**Given problem**
Print the listing below in its entirety, character for character.

[START Provided data]

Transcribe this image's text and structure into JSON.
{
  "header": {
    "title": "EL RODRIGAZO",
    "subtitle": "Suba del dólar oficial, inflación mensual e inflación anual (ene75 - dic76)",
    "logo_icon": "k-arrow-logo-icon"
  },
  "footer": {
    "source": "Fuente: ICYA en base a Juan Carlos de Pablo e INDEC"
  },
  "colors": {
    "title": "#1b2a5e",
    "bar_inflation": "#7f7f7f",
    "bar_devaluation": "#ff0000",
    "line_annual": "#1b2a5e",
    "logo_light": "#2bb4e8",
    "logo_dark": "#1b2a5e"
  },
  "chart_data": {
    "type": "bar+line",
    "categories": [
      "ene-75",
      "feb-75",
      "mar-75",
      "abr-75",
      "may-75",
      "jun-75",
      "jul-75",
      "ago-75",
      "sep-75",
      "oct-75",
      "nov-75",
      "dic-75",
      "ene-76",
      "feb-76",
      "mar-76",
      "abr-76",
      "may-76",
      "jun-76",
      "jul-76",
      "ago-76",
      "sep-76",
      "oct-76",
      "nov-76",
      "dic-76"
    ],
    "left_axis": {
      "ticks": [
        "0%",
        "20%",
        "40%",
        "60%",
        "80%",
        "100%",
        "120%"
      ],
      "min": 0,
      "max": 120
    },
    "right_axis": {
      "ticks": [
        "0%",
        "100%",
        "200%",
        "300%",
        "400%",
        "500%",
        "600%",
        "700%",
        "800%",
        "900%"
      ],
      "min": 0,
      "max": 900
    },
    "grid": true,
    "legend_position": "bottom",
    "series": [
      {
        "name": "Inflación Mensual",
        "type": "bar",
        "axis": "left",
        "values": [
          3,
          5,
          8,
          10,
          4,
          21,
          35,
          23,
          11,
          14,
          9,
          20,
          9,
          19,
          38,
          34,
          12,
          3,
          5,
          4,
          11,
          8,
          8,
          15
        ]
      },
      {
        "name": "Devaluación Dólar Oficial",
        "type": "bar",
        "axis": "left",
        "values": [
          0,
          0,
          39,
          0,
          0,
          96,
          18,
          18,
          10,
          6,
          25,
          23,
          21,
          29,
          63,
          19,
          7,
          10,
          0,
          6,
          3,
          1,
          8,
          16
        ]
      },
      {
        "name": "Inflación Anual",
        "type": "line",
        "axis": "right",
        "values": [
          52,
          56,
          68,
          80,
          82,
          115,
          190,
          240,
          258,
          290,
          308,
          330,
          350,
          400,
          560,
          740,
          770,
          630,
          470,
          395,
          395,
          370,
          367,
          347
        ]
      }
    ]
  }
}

[END Provided data]

**Exercise answer**
Transcribe this image's text and structure into JSON.
{
  "header": {
    "title": "EL RODRIGAZO",
    "subtitle": "Suba del dólar oficial, inflación mensual e inflación anual (ene75 - dic76)",
    "logo_icon": "k-arrow-logo-icon"
  },
  "footer": {
    "source": "Fuente: ICYA en base a Juan Carlos de Pablo e INDEC"
  },
  "colors": {
    "title": "#1b2a5e",
    "bar_inflation": "#7f7f7f",
    "bar_devaluation": "#ff0000",
    "line_annual": "#1b2a5e",
    "logo_light": "#2bb4e8",
    "logo_dark": "#1b2a5e"
  },
  "chart_data": {
    "type": "bar+line",
    "categories": [
      "ene-75",
      "feb-75",
      "mar-75",
      "abr-75",
      "may-75",
      "jun-75",
      "jul-75",
      "ago-75",
      "sep-75",
      "oct-75",
      "nov-75",
      "dic-75",
      "ene-76",
      "feb-76",
      "mar-76",
      "abr-76",
      "may-76",
      "jun-76",
      "jul-76",
      "ago-76",
      "sep-76",
      "oct-76",
      "nov-76",
      "dic-76"
    ],
    "left_axis": {
      "ticks": [
        "0%",
        "20%",
        "40%",
        "60%",
        "80%",
        "100%",
        "120%"
      ],
      "min": 0,
      "max": 120
    },
    "right_axis": {
      "ticks": [
        "0%",
        "100%",
        "200%",
        "300%",
        "400%",
        "500%",
        "600%",
        "700%",
        "800%",
        "900%"
      ],
      "min": 0,
      "max": 900
    },
    "grid": true,
    "legend_position": "bottom",
    "series": [
      {
        "name": "Inflación Mensual",
        "type": "bar",
        "axis": "left",
        "values": [
          3,
          5,
          8,
          10,
          4,
          21,
          35,
          23,
          11,
          14,
          9,
          20,
          9,
          19,
          38,
          34,
          12,
          3,
          5,
          4,
          11,
          8,
          8,
          15
        ]
      },
      {
        "name": "Devaluación Dólar Oficial",
        "type": "bar",
        "axis": "left",
        "values": [
          0,
          0,
          39,
          0,
          0,
          96,
          18,
          18,
          10,
          6,
          25,
          23,
          21,
          29,
          63,
          19,
          7,
          10,
          0,
          6,
          3,
          1,
          8,
          16
        ]
      },
      {
        "name": "Inflación Anual",
        "type": "line",
        "axis": "right",
        "values": [
          52,
          56,
          68,
          80,
          82,
          115,
          190,
          240,
          258,
          290,
          308,
          330,
          350,
          400,
          560,
          740,
          770,
          630,
          470,
          395,
          395,
          370,
          367,
          347
        ]
      }
    ]
  }
}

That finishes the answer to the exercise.